• **EXCERPT TO READ**

--- START ---

    • asadm 15 hours ago

      i think this was made before that PR was merged into codex.

      • KTibow 14 hours ago

        Good correction - while the SDK used has supported changing the API through environment variables for a long time, Codex only recently added Chat Completions support recently.

      • xiphias2 13 hours ago

        Maybe it was part of the reason that they accepted the PR. The fork would happen anyways if they don't allow any LLM.

        A bit like how Android came after iPhone with open source implementation.

  • submeta 2 hours ago

    Sounds great! Although I would prefer Claude Code to be open sourced as it’s a tool that works best for Vibe coding. Albeit expensive using Anthropic‘s models via API. There is an inofficial clone though („Anon Kode“), but it’s not legitimate.

  • fcap an hour ago

    Why forking and use open codex when the original OpenAI opened it for multiple models? Just trying to understand.

--- END ---

Document layout detection data
--- START ---

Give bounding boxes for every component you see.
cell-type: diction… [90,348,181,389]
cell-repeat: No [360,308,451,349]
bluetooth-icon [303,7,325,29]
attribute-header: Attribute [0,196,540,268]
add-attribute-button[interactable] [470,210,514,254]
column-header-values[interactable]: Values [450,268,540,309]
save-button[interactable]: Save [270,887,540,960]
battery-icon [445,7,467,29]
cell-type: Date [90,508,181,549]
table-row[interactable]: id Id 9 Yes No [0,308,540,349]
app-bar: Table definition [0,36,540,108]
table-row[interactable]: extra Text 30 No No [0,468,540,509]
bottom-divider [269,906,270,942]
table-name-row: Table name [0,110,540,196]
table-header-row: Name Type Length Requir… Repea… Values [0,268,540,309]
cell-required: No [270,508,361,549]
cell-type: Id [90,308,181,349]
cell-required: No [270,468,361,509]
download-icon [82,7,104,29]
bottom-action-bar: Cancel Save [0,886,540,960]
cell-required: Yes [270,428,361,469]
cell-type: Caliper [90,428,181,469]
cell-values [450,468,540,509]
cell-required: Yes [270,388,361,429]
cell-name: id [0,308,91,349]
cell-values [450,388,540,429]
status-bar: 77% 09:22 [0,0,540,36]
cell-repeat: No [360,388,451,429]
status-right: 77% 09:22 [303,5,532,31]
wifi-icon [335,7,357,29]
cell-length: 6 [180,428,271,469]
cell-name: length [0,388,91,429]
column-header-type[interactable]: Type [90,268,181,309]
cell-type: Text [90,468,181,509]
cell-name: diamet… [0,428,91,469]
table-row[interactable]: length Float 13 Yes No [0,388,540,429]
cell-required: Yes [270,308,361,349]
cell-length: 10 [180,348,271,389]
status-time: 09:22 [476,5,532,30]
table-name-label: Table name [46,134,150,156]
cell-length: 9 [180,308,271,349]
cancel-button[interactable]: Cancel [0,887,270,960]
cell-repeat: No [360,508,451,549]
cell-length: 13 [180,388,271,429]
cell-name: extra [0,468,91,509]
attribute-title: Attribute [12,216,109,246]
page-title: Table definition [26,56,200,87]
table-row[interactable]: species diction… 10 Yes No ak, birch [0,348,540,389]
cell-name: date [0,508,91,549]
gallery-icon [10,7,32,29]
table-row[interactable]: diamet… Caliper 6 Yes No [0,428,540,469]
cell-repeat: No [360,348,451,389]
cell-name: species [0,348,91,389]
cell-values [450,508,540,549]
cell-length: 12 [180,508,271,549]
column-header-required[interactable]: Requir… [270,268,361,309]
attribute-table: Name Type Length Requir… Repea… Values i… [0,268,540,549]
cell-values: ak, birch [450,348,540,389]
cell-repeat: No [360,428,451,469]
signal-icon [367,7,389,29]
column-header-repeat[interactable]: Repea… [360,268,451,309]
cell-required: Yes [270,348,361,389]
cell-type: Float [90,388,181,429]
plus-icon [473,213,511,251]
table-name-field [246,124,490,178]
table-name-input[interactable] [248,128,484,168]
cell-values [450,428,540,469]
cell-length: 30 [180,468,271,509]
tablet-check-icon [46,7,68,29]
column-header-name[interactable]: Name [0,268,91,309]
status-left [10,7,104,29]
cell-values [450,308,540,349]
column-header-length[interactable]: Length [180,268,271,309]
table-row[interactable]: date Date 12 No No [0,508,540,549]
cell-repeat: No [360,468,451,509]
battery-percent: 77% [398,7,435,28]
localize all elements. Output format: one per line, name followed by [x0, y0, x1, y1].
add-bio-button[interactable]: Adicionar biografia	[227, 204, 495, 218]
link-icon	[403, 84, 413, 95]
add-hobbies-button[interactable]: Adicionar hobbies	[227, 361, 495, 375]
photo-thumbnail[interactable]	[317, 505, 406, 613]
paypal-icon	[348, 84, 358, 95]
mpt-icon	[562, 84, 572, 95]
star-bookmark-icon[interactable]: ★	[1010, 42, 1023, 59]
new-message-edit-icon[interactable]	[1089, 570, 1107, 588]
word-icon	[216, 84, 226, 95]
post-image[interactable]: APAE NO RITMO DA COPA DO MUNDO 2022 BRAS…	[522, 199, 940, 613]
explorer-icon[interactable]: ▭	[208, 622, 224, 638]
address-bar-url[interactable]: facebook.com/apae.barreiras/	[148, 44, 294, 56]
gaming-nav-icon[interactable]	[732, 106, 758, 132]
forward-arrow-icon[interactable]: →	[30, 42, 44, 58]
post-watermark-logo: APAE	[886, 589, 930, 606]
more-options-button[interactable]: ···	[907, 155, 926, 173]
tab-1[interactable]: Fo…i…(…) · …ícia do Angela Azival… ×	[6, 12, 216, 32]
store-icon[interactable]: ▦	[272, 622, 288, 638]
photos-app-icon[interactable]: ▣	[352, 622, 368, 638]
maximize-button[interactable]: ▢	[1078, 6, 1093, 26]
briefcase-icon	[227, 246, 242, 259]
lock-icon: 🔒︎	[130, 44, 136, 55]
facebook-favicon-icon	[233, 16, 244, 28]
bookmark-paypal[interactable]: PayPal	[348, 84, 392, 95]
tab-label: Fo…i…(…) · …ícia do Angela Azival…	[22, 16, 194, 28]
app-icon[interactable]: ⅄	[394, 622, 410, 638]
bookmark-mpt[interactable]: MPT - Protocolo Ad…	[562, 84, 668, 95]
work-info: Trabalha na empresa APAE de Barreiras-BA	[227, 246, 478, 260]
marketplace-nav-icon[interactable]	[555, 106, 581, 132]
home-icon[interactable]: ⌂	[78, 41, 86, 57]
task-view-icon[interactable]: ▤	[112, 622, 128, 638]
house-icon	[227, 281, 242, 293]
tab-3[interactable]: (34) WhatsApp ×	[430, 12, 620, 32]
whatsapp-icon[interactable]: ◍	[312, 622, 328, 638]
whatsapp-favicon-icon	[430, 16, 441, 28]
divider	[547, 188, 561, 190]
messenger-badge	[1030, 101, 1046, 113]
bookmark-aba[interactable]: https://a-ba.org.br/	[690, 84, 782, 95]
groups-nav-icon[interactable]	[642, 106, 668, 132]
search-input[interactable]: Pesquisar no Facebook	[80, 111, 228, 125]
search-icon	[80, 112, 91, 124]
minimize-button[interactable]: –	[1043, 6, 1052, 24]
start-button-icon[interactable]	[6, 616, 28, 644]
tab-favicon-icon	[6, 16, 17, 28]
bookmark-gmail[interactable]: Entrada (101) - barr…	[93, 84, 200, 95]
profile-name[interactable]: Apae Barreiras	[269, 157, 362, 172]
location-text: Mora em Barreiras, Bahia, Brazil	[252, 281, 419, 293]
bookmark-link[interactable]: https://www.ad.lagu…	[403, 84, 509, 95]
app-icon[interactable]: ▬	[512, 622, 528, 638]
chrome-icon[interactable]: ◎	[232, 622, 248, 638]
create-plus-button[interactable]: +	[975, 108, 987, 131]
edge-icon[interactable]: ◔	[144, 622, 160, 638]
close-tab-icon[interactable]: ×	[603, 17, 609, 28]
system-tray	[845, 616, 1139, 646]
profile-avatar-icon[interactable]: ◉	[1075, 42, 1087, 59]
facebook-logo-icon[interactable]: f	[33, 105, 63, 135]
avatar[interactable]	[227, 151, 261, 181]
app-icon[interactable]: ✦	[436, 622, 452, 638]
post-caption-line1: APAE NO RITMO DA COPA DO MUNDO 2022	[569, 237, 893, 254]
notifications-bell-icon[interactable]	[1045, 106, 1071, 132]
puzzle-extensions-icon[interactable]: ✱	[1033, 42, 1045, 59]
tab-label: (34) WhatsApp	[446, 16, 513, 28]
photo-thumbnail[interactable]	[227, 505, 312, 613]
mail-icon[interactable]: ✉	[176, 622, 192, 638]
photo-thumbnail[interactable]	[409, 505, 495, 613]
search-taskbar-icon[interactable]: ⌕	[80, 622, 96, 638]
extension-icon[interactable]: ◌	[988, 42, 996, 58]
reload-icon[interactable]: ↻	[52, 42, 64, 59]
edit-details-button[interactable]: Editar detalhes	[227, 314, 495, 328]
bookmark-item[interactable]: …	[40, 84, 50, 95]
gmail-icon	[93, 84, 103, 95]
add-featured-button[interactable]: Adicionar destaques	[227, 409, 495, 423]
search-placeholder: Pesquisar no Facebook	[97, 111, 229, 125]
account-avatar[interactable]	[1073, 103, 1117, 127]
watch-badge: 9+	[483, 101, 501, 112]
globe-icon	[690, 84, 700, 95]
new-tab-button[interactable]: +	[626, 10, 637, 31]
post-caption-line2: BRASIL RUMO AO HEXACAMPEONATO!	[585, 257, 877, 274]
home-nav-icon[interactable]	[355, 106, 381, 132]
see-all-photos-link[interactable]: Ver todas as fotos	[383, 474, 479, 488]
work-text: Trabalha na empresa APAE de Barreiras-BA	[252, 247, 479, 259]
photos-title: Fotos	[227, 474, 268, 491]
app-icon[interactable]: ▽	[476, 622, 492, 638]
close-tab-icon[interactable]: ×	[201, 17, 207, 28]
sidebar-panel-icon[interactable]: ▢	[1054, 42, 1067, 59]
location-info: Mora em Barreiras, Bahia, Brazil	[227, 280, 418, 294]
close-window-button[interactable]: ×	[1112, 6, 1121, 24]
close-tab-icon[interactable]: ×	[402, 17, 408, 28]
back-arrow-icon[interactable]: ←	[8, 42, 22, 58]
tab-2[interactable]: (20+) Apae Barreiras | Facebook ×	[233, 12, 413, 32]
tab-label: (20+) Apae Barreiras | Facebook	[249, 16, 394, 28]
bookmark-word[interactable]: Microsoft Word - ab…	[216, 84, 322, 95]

--- END ---

• **DIRECTIONS**
1. In the forum thread about Codex, what does KTibow say Codex only recently added?
2. Carry the forum thread about Codex forward from its last comment.

• **TASK ANSWERS**
1. Chat Completions support.

2.
  • underlines 2 hours ago

    Don't forget https://ollama.com/library/deepcoder which ranks really well for its size

  • xyproto 15 hours ago

    This is very convenient and nice! But I could not get it to work with the best small models available for Ollama for programming, like https://ollama.com/MFDoom/deepseek-coder-v2-tool-calling for example.

    • codingmoh 14 hours ago

      Thanks so much!

      Was the model too big to run locally?

      That’s one of the reasons I went with phi-4-mini - surprisingly high quality for its size and speed. It handled multi-step reasoning, math, structured data extraction, and code pretty well, all on modest hardware. Phi-1.5 / Phi-2 (quantized versions) also run on raspberry pi as others have demonstrated.

      • xyproto 4 hours ago

        The models work fine with "ollama run" locally.

        When trying out "phi4" locally with:

        open-codex --provider ollama --full-auto --project-doc README.md --model phi4:latest

        I get this error:

              OpenAI rejected the request. Error details: Status: 400, Code: unknown, Type: api_error, Message: 400
            registry.ollama.ai/library/phi4:latest does not support tools. Please verify your settings and try again.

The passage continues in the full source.